DATA LISTING:
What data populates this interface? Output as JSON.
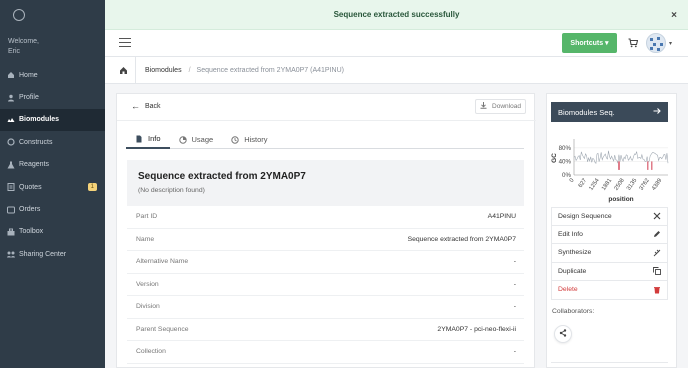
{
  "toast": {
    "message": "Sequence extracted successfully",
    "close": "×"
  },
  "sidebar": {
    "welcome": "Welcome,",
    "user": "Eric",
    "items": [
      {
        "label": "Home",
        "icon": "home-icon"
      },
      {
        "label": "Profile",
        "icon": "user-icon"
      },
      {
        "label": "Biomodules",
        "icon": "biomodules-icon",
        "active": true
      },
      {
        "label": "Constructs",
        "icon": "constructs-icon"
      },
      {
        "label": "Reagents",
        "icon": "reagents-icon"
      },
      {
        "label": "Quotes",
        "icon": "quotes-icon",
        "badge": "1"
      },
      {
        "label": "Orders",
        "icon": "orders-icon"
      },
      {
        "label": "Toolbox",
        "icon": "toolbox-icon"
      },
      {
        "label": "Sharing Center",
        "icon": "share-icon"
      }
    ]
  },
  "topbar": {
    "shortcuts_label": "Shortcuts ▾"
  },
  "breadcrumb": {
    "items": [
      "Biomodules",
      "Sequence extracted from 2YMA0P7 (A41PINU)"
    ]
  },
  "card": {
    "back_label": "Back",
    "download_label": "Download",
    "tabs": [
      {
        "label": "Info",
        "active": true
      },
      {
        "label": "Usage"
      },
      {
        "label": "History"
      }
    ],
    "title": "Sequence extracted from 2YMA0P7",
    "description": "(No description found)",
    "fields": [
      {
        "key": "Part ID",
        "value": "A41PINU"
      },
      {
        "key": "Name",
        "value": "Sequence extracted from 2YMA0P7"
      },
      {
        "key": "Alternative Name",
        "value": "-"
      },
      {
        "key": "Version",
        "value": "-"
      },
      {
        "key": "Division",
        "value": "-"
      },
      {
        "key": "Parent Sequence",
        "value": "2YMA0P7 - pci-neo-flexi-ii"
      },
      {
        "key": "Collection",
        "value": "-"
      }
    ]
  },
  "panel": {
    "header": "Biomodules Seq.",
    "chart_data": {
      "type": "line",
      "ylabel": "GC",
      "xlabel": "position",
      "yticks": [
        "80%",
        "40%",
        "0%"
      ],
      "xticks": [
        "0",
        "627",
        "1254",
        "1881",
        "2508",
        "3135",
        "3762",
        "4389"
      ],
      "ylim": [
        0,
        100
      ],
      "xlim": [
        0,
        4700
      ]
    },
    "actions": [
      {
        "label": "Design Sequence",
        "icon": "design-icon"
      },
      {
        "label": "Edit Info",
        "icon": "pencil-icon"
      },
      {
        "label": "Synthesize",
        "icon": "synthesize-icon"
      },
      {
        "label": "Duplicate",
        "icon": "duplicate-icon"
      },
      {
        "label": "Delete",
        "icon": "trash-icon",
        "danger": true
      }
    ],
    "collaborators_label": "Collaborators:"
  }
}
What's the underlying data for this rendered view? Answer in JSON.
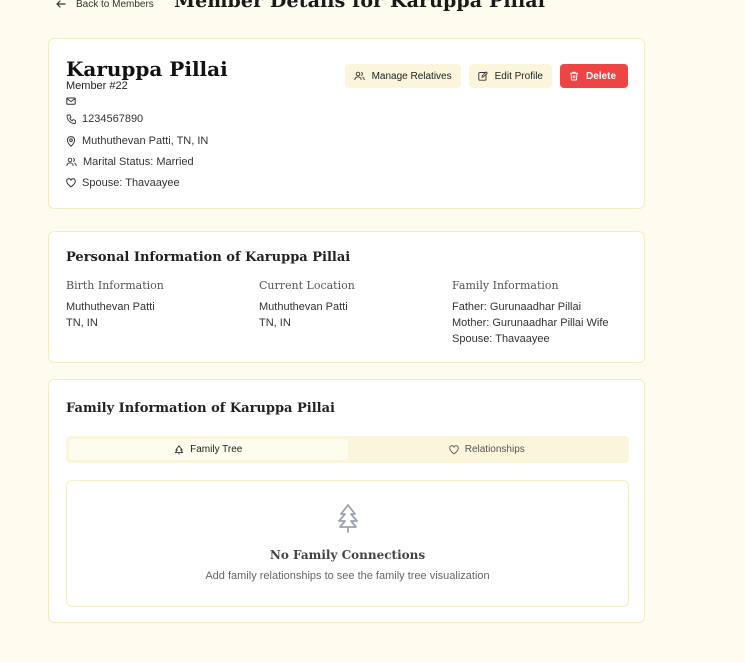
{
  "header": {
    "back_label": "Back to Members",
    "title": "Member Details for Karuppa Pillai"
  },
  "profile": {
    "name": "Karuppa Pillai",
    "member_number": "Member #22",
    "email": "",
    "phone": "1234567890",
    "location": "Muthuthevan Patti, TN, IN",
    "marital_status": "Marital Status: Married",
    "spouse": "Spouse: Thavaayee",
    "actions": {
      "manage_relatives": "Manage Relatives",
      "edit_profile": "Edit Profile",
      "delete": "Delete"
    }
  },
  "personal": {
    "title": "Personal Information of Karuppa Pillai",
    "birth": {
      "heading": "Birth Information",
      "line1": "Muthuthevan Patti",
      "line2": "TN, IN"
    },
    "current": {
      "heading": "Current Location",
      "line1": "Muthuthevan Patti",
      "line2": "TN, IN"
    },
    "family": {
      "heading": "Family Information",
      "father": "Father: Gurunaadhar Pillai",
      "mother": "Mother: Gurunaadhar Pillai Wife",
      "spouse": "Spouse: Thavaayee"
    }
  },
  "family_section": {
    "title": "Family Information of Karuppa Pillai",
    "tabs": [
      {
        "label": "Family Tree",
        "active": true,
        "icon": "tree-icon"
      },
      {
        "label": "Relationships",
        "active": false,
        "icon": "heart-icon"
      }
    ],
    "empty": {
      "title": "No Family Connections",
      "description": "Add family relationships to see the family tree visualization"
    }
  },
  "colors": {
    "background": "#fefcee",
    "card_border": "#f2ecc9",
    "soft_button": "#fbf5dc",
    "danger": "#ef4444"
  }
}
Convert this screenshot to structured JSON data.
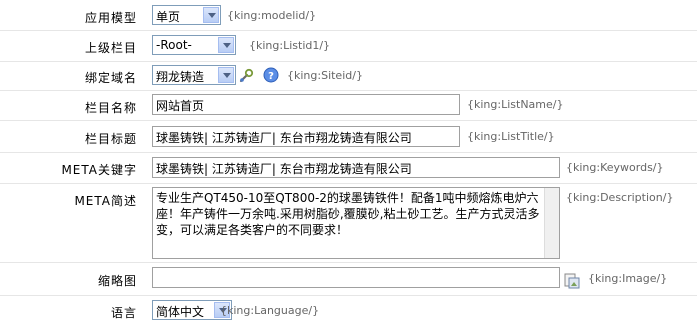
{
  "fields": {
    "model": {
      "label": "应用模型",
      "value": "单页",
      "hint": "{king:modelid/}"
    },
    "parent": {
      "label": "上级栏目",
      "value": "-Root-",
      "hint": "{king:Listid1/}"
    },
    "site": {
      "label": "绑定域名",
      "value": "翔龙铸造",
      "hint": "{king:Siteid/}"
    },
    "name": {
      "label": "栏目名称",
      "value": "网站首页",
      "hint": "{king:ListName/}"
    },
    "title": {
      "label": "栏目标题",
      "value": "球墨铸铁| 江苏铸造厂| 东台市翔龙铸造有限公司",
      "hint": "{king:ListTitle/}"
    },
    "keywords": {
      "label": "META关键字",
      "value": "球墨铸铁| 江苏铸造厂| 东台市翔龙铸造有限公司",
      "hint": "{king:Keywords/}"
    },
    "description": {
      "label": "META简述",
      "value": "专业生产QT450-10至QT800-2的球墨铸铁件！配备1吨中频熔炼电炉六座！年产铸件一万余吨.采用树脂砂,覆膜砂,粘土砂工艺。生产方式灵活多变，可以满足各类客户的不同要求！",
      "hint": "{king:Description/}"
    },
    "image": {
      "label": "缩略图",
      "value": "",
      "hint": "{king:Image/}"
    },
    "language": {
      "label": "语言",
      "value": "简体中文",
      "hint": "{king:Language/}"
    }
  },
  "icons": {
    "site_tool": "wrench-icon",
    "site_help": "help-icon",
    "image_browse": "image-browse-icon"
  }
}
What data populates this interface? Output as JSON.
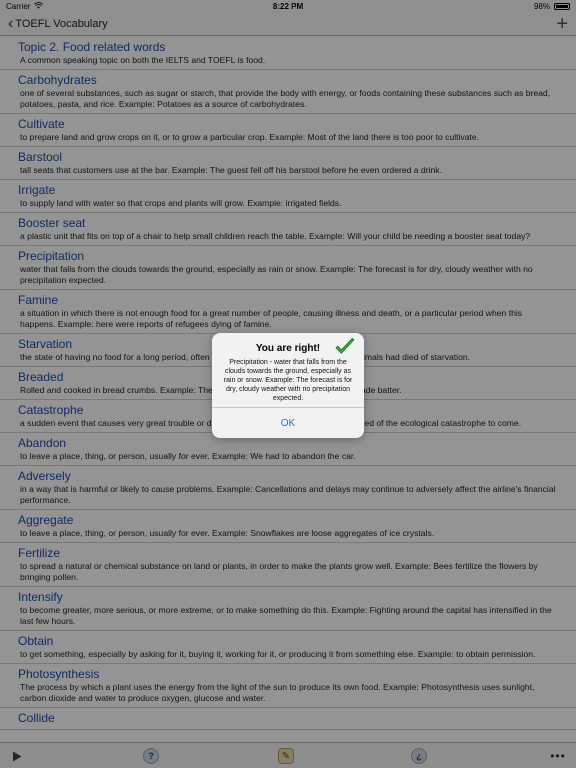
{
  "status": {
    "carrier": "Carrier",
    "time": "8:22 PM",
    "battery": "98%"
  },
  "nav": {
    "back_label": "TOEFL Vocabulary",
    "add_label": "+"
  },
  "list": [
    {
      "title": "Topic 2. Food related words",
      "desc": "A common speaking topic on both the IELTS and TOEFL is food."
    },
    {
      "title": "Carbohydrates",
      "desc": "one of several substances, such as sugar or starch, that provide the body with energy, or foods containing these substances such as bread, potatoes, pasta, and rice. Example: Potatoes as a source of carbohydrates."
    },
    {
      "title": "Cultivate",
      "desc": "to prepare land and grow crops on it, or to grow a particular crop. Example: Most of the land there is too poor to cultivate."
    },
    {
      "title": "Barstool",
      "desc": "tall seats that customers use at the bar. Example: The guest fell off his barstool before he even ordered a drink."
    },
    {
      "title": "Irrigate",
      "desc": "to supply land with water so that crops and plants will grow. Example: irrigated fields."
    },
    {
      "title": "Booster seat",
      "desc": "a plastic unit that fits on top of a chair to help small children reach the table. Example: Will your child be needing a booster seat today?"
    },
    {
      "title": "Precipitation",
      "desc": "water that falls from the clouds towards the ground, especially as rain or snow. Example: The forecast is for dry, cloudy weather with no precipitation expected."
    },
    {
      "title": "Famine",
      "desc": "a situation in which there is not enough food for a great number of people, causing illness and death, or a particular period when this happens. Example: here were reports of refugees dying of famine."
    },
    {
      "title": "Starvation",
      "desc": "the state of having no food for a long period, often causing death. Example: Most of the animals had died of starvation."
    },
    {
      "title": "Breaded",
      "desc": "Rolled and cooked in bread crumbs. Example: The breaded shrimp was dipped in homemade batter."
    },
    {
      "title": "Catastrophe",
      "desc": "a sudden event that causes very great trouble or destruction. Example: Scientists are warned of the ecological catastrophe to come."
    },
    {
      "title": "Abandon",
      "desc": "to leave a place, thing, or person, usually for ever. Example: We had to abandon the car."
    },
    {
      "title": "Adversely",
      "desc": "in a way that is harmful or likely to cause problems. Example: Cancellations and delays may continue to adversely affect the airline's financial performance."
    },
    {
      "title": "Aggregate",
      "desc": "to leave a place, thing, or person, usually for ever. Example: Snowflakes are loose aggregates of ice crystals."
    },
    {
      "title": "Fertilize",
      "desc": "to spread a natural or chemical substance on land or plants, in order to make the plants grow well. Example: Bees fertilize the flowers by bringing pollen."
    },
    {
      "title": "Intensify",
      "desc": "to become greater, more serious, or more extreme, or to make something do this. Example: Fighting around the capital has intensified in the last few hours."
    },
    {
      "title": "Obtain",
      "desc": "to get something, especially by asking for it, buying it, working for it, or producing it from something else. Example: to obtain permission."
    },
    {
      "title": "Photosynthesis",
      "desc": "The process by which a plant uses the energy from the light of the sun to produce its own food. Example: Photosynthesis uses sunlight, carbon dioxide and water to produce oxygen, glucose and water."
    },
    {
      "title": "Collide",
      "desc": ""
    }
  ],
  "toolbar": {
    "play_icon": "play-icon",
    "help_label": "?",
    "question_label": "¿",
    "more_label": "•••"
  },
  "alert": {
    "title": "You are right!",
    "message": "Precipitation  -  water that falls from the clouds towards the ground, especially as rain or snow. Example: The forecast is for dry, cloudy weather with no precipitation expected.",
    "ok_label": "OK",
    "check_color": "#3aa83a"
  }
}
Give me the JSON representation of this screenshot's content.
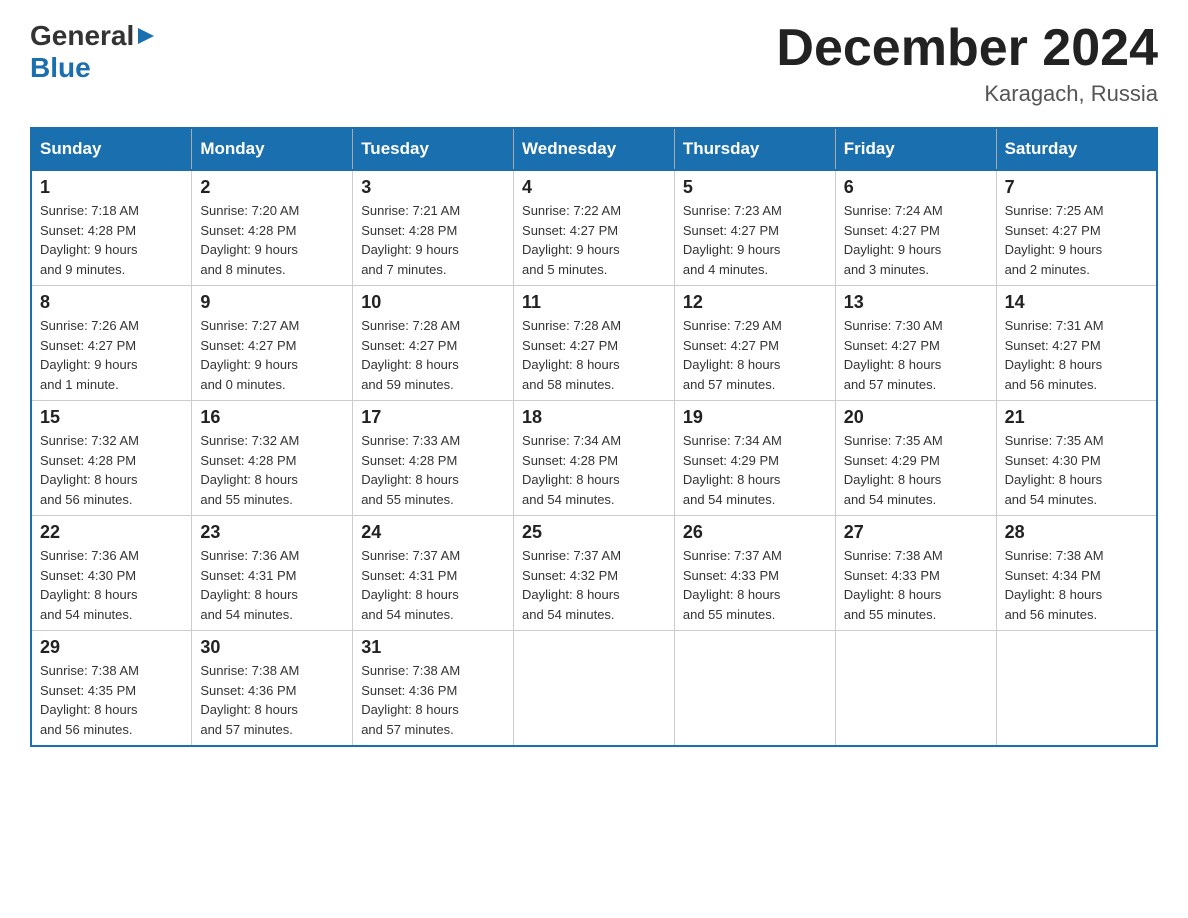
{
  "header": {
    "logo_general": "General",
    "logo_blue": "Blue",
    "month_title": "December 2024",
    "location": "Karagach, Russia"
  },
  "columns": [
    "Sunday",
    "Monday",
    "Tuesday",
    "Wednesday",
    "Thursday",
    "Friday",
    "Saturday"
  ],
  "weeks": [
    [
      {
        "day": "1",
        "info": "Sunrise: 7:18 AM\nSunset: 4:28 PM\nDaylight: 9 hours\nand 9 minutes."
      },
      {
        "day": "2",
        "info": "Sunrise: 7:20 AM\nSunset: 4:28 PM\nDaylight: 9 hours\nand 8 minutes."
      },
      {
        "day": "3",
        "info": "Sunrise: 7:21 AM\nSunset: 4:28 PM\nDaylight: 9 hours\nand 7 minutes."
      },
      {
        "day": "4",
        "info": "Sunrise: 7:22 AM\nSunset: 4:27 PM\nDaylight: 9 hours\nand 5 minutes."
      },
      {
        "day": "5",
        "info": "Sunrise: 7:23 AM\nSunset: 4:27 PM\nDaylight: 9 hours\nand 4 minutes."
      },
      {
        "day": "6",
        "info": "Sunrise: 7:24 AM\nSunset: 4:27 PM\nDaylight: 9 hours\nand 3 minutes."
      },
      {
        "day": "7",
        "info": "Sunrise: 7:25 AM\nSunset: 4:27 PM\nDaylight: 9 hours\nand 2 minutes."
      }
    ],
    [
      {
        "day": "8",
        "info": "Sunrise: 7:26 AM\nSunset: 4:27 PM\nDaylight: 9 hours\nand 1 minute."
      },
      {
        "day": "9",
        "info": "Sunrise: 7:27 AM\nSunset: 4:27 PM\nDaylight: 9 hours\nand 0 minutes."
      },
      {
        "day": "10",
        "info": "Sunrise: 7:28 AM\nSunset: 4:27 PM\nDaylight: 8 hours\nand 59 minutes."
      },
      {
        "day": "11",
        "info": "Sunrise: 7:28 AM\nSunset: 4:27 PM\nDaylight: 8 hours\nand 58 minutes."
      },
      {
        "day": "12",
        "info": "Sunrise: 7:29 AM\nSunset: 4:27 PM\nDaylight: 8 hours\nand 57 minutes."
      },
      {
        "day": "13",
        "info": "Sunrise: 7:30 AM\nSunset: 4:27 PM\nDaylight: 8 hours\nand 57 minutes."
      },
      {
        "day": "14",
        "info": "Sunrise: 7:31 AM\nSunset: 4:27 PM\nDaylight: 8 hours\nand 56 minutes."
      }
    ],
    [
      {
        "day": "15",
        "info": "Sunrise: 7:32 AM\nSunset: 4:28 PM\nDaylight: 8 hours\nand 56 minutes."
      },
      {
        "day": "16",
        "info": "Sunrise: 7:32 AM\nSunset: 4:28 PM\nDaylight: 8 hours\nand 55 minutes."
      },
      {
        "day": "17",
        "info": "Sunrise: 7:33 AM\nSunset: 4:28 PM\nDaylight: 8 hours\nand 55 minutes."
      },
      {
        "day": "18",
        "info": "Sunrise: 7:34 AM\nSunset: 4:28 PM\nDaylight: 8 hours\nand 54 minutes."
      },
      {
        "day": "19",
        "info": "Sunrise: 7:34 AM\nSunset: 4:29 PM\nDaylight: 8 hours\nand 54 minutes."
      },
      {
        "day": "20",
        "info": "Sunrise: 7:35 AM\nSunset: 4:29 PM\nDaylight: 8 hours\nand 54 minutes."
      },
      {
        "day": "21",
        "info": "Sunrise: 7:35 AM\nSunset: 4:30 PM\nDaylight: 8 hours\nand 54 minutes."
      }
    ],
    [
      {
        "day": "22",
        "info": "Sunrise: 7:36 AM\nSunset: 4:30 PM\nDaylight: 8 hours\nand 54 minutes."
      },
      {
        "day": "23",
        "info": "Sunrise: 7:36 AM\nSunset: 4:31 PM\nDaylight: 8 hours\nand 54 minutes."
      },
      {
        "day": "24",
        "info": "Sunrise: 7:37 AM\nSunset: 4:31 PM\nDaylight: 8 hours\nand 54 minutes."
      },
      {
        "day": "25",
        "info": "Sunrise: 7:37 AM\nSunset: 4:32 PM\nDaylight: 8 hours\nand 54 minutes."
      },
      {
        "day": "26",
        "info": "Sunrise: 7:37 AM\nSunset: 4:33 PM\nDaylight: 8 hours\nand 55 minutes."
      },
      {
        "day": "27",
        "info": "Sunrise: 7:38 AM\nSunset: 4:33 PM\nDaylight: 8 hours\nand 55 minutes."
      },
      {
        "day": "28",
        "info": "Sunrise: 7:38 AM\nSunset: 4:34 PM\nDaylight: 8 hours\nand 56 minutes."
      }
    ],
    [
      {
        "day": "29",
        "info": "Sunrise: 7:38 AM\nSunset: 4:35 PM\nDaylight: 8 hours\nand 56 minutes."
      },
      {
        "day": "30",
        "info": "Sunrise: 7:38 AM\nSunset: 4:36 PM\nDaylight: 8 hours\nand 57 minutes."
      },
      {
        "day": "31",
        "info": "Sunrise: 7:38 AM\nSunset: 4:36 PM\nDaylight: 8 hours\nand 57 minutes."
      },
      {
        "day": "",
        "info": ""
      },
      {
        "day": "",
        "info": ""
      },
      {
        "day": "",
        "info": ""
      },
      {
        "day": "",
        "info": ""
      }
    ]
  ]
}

EXERCISE PROMPT: Count every line in the entries above where the word "land" appears; respond with the number alone.

COMPLETE ANSWER: 3